__Structured figure records__.
<<<<
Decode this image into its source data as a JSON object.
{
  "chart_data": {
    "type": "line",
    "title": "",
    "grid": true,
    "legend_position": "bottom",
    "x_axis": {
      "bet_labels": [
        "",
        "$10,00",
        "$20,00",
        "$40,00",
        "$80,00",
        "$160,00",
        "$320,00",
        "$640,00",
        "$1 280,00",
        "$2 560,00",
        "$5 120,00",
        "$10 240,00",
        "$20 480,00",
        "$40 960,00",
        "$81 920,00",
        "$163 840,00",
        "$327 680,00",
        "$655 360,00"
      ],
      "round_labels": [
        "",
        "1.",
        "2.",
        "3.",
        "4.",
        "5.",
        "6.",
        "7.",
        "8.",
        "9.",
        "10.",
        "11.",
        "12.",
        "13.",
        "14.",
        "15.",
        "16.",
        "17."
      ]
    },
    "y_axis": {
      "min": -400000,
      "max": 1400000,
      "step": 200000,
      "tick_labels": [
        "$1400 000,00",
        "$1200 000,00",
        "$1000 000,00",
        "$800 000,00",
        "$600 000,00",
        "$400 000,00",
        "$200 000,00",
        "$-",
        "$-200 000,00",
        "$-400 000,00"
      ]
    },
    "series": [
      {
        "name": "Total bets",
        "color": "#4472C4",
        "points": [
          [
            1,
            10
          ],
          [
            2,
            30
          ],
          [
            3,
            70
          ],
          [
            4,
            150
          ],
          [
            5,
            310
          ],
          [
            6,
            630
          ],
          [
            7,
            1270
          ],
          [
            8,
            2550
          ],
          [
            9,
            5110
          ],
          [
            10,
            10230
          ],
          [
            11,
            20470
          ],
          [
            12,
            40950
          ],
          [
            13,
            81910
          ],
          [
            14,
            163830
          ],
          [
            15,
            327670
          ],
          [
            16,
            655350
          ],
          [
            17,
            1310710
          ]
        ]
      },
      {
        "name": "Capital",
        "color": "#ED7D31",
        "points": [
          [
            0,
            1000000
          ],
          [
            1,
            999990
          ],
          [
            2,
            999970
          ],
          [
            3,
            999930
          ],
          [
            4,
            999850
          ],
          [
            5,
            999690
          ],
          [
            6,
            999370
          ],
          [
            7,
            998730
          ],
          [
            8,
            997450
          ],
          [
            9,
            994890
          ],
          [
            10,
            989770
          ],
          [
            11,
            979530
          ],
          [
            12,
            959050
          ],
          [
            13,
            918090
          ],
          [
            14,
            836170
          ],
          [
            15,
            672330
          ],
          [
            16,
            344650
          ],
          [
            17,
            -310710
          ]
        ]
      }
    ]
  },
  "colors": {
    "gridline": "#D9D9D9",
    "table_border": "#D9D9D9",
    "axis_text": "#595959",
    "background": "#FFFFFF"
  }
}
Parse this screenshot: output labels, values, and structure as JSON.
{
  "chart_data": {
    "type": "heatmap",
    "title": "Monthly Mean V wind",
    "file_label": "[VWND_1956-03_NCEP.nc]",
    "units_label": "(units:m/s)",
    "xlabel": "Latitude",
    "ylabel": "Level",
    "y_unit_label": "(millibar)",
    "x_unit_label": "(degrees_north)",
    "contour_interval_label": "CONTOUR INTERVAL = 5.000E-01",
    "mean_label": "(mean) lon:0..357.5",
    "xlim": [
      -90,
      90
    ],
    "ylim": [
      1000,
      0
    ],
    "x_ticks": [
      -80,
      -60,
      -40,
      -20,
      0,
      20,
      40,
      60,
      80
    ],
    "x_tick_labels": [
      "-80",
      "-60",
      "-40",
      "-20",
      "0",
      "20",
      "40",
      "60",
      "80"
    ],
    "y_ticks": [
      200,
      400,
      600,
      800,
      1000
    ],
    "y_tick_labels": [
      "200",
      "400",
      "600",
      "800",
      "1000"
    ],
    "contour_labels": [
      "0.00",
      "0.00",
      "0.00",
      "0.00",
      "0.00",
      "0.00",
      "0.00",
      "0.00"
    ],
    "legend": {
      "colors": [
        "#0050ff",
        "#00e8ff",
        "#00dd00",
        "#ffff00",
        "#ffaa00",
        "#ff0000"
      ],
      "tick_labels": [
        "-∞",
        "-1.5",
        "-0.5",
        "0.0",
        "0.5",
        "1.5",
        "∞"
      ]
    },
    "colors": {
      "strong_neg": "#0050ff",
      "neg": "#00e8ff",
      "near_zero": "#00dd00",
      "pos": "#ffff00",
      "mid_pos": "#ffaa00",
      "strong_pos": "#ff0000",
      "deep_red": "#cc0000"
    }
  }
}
>>>>
__AIM__.
Extract exactly the lines between the line containing "Parse this screenshot: output" and the end of the data, including both.

__RESULT OF THE TASK__.
Parse this screenshot: output labels, values, and structure as JSON.
{
  "chart_data": {
    "type": "heatmap",
    "title": "Monthly Mean V wind",
    "file_label": "[VWND_1956-03_NCEP.nc]",
    "units_label": "(units:m/s)",
    "xlabel": "Latitude",
    "ylabel": "Level",
    "y_unit_label": "(millibar)",
    "x_unit_label": "(degrees_north)",
    "contour_interval_label": "CONTOUR INTERVAL = 5.000E-01",
    "mean_label": "(mean) lon:0..357.5",
    "xlim": [
      -90,
      90
    ],
    "ylim": [
      1000,
      0
    ],
    "x_ticks": [
      -80,
      -60,
      -40,
      -20,
      0,
      20,
      40,
      60,
      80
    ],
    "x_tick_labels": [
      "-80",
      "-60",
      "-40",
      "-20",
      "0",
      "20",
      "40",
      "60",
      "80"
    ],
    "y_ticks": [
      200,
      400,
      600,
      800,
      1000
    ],
    "y_tick_labels": [
      "200",
      "400",
      "600",
      "800",
      "1000"
    ],
    "contour_labels": [
      "0.00",
      "0.00",
      "0.00",
      "0.00",
      "0.00",
      "0.00",
      "0.00",
      "0.00"
    ],
    "legend": {
      "colors": [
        "#0050ff",
        "#00e8ff",
        "#00dd00",
        "#ffff00",
        "#ffaa00",
        "#ff0000"
      ],
      "tick_labels": [
        "-∞",
        "-1.5",
        "-0.5",
        "0.0",
        "0.5",
        "1.5",
        "∞"
      ]
    },
    "colors": {
      "strong_neg": "#0050ff",
      "neg": "#00e8ff",
      "near_zero": "#00dd00",
      "pos": "#ffff00",
      "mid_pos": "#ffaa00",
      "strong_pos": "#ff0000",
      "deep_red": "#cc0000"
    }
  }
}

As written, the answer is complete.